▶ **Set exercise**: Repeat what the lines below say, word for word, and skip every image.

▶ **Provided data**:
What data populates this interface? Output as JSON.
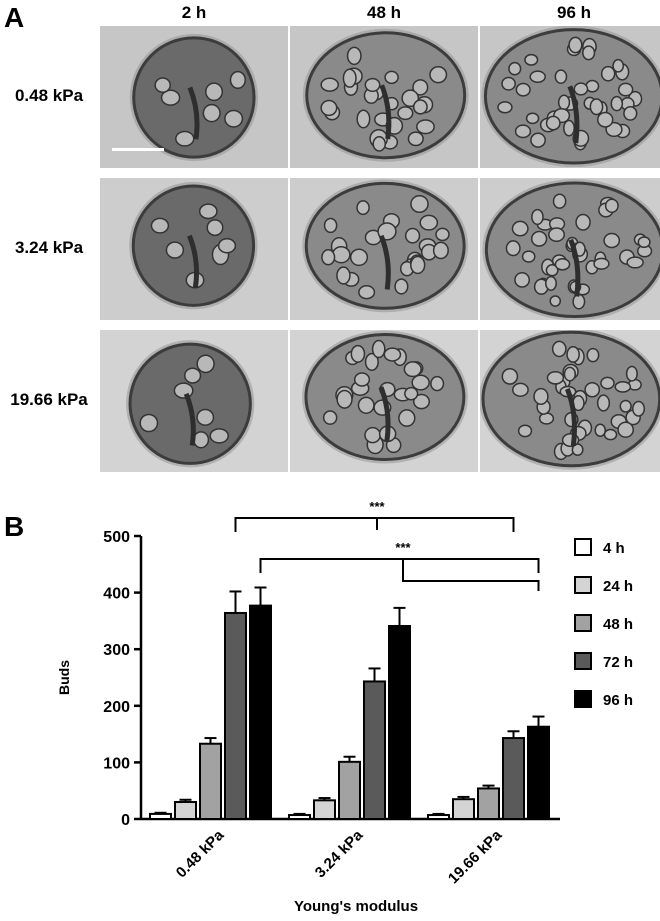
{
  "panel_a": {
    "letter": "A",
    "columns": [
      "2 h",
      "48 h",
      "96 h"
    ],
    "rows": [
      "0.48 kPa",
      "3.24 kPa",
      "19.66 kPa"
    ]
  },
  "panel_b": {
    "letter": "B"
  },
  "chart_data": {
    "type": "bar",
    "categories": [
      "0.48 kPa",
      "3.24 kPa",
      "19.66 kPa"
    ],
    "series": [
      {
        "name": "4 h",
        "values": [
          9,
          7,
          7
        ],
        "errors": [
          2,
          2,
          2
        ],
        "color": "#ffffff"
      },
      {
        "name": "24 h",
        "values": [
          30,
          33,
          35
        ],
        "errors": [
          4,
          4,
          4
        ],
        "color": "#d4d4d4"
      },
      {
        "name": "48 h",
        "values": [
          133,
          101,
          54
        ],
        "errors": [
          10,
          9,
          5
        ],
        "color": "#a2a2a2"
      },
      {
        "name": "72 h",
        "values": [
          364,
          243,
          143
        ],
        "errors": [
          38,
          23,
          12
        ],
        "color": "#5a5a5a"
      },
      {
        "name": "96 h",
        "values": [
          377,
          341,
          163
        ],
        "errors": [
          32,
          32,
          18
        ],
        "color": "#000000"
      }
    ],
    "xlabel": "Young's modulus",
    "ylabel": "Buds",
    "ylim": [
      0,
      500
    ],
    "yticks": [
      0,
      100,
      200,
      300,
      400,
      500
    ],
    "legend": "right",
    "grid": false,
    "significance": [
      {
        "label": "***",
        "from": [
          0,
          3
        ],
        "to": [
          2,
          3
        ],
        "mid_category": 1
      },
      {
        "label": "***",
        "from": [
          0,
          4
        ],
        "to": [
          2,
          4
        ],
        "mid_category": 1
      }
    ]
  }
}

▶ **Worked answer**:
What data populates this interface? Output as JSON.
{
  "panel_a": {
    "letter": "A",
    "columns": [
      "2 h",
      "48 h",
      "96 h"
    ],
    "rows": [
      "0.48 kPa",
      "3.24 kPa",
      "19.66 kPa"
    ]
  },
  "panel_b": {
    "letter": "B"
  },
  "chart_data": {
    "type": "bar",
    "categories": [
      "0.48 kPa",
      "3.24 kPa",
      "19.66 kPa"
    ],
    "series": [
      {
        "name": "4 h",
        "values": [
          9,
          7,
          7
        ],
        "errors": [
          2,
          2,
          2
        ],
        "color": "#ffffff"
      },
      {
        "name": "24 h",
        "values": [
          30,
          33,
          35
        ],
        "errors": [
          4,
          4,
          4
        ],
        "color": "#d4d4d4"
      },
      {
        "name": "48 h",
        "values": [
          133,
          101,
          54
        ],
        "errors": [
          10,
          9,
          5
        ],
        "color": "#a2a2a2"
      },
      {
        "name": "72 h",
        "values": [
          364,
          243,
          143
        ],
        "errors": [
          38,
          23,
          12
        ],
        "color": "#5a5a5a"
      },
      {
        "name": "96 h",
        "values": [
          377,
          341,
          163
        ],
        "errors": [
          32,
          32,
          18
        ],
        "color": "#000000"
      }
    ],
    "xlabel": "Young's modulus",
    "ylabel": "Buds",
    "ylim": [
      0,
      500
    ],
    "yticks": [
      0,
      100,
      200,
      300,
      400,
      500
    ],
    "legend": "right",
    "grid": false,
    "significance": [
      {
        "label": "***",
        "from": [
          0,
          3
        ],
        "to": [
          2,
          3
        ],
        "mid_category": 1
      },
      {
        "label": "***",
        "from": [
          0,
          4
        ],
        "to": [
          2,
          4
        ],
        "mid_category": 1
      }
    ]
  }
}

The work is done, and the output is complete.